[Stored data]
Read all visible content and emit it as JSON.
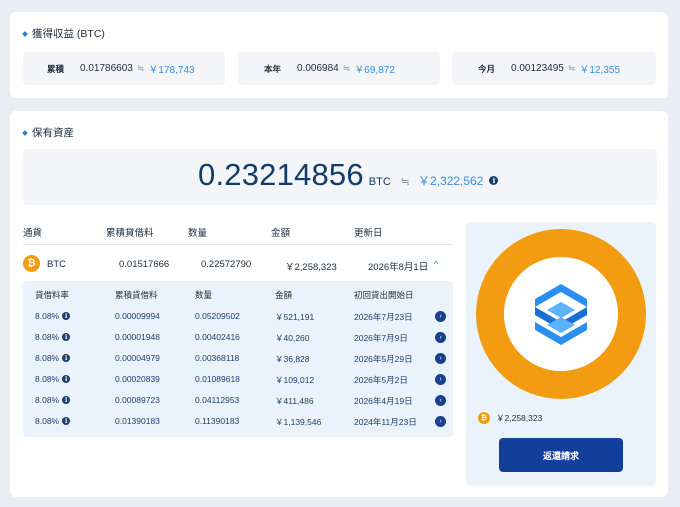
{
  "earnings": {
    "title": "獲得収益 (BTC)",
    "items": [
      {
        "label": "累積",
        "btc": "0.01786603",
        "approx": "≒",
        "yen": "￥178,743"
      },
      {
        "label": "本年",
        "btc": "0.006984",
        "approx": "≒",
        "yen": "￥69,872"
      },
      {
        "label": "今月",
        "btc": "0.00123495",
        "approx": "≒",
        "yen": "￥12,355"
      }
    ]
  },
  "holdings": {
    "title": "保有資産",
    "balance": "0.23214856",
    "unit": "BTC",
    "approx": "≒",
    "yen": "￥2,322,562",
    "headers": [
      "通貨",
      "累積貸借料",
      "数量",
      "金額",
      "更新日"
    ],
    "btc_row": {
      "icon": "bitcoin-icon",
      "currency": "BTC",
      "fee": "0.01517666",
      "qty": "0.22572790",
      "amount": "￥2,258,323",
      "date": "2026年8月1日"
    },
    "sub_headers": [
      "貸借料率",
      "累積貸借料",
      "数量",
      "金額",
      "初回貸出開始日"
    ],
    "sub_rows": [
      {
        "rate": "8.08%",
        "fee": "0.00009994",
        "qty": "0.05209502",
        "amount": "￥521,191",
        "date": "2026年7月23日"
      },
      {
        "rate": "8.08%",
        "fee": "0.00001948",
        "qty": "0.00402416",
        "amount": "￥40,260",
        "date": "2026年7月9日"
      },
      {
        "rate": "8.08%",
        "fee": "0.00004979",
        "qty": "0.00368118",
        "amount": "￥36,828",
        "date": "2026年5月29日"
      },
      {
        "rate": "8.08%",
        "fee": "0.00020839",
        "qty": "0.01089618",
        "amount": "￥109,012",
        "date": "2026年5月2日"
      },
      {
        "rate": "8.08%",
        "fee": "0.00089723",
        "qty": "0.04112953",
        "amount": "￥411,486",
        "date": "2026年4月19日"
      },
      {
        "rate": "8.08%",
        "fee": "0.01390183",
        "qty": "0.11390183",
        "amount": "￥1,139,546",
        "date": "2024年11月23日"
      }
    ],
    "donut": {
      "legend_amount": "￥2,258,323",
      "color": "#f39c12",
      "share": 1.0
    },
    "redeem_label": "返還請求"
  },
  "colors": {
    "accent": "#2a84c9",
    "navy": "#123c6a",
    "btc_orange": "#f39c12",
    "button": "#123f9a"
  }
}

### REQUIREMENT:
Leave out the pictures and restate everything else word for word.

### EXERCISE RESULT:
Read all visible content and emit it as JSON.
{
  "earnings": {
    "title": "獲得収益 (BTC)",
    "items": [
      {
        "label": "累積",
        "btc": "0.01786603",
        "approx": "≒",
        "yen": "￥178,743"
      },
      {
        "label": "本年",
        "btc": "0.006984",
        "approx": "≒",
        "yen": "￥69,872"
      },
      {
        "label": "今月",
        "btc": "0.00123495",
        "approx": "≒",
        "yen": "￥12,355"
      }
    ]
  },
  "holdings": {
    "title": "保有資産",
    "balance": "0.23214856",
    "unit": "BTC",
    "approx": "≒",
    "yen": "￥2,322,562",
    "headers": [
      "通貨",
      "累積貸借料",
      "数量",
      "金額",
      "更新日"
    ],
    "btc_row": {
      "icon": "bitcoin-icon",
      "currency": "BTC",
      "fee": "0.01517666",
      "qty": "0.22572790",
      "amount": "￥2,258,323",
      "date": "2026年8月1日"
    },
    "sub_headers": [
      "貸借料率",
      "累積貸借料",
      "数量",
      "金額",
      "初回貸出開始日"
    ],
    "sub_rows": [
      {
        "rate": "8.08%",
        "fee": "0.00009994",
        "qty": "0.05209502",
        "amount": "￥521,191",
        "date": "2026年7月23日"
      },
      {
        "rate": "8.08%",
        "fee": "0.00001948",
        "qty": "0.00402416",
        "amount": "￥40,260",
        "date": "2026年7月9日"
      },
      {
        "rate": "8.08%",
        "fee": "0.00004979",
        "qty": "0.00368118",
        "amount": "￥36,828",
        "date": "2026年5月29日"
      },
      {
        "rate": "8.08%",
        "fee": "0.00020839",
        "qty": "0.01089618",
        "amount": "￥109,012",
        "date": "2026年5月2日"
      },
      {
        "rate": "8.08%",
        "fee": "0.00089723",
        "qty": "0.04112953",
        "amount": "￥411,486",
        "date": "2026年4月19日"
      },
      {
        "rate": "8.08%",
        "fee": "0.01390183",
        "qty": "0.11390183",
        "amount": "￥1,139,546",
        "date": "2024年11月23日"
      }
    ],
    "donut": {
      "legend_amount": "￥2,258,323",
      "color": "#f39c12",
      "share": 1.0
    },
    "redeem_label": "返還請求"
  },
  "colors": {
    "accent": "#2a84c9",
    "navy": "#123c6a",
    "btc_orange": "#f39c12",
    "button": "#123f9a"
  }
}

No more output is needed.